DATA RECORDS:
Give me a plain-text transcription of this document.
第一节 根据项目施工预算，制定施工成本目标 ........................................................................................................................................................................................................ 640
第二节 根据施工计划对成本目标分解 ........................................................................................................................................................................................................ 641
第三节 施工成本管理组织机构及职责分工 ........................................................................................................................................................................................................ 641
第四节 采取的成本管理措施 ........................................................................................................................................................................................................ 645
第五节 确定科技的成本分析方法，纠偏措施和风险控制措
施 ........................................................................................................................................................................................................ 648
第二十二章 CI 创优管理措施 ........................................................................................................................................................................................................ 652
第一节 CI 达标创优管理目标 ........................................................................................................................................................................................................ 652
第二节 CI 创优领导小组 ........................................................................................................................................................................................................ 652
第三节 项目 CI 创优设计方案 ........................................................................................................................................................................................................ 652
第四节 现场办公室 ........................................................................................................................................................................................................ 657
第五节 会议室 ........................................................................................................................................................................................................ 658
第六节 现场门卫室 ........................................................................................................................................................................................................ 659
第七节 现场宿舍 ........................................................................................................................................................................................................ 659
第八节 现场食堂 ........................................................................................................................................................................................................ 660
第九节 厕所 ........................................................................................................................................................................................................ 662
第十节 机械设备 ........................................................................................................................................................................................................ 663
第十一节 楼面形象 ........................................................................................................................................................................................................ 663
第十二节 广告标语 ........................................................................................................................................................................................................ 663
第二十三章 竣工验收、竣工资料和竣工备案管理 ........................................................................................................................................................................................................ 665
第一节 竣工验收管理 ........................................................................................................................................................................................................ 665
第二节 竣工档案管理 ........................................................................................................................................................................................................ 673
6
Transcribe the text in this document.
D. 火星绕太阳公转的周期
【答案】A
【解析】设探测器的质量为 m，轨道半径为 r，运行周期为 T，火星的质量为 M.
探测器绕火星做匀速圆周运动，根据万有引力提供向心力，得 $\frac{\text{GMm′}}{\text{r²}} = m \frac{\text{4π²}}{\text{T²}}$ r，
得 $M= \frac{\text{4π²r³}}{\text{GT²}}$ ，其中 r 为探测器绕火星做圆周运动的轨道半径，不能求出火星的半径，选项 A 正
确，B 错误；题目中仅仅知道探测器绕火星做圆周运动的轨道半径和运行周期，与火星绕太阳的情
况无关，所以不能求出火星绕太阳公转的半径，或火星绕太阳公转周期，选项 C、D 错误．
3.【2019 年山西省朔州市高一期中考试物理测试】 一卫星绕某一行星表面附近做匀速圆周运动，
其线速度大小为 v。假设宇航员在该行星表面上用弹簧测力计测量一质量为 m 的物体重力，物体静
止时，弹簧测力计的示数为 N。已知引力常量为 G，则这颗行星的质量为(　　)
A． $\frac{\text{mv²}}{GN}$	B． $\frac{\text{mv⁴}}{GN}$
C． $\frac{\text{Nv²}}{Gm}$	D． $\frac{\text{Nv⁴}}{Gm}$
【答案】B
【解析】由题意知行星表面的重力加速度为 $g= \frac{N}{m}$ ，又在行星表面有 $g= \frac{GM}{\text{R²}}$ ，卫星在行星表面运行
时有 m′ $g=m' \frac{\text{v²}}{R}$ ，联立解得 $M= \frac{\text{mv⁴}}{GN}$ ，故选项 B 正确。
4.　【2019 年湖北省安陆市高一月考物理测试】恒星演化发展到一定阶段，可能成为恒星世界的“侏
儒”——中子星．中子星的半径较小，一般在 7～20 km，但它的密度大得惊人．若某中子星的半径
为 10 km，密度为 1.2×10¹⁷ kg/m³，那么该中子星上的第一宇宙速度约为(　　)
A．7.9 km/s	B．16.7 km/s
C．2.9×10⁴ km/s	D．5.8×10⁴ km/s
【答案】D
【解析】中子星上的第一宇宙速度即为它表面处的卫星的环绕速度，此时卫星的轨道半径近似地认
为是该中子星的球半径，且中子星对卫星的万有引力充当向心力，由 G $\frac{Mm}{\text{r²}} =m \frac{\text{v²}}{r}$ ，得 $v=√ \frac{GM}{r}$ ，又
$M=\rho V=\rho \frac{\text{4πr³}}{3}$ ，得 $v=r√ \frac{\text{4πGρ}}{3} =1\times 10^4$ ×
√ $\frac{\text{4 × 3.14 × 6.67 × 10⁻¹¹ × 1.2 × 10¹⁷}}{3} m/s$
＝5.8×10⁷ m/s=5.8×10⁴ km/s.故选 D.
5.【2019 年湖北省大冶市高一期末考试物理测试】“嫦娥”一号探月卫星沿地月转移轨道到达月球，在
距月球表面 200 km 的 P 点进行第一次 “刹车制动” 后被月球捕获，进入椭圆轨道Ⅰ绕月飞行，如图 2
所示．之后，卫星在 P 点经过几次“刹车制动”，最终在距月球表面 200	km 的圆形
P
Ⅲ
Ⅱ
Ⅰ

INSTRUCTION: Go through the material and select each line with the string "this" in it.

EXERCISE SOLUTION:
Give me a plain-text transcription of this document.
Transcribe the text in this document.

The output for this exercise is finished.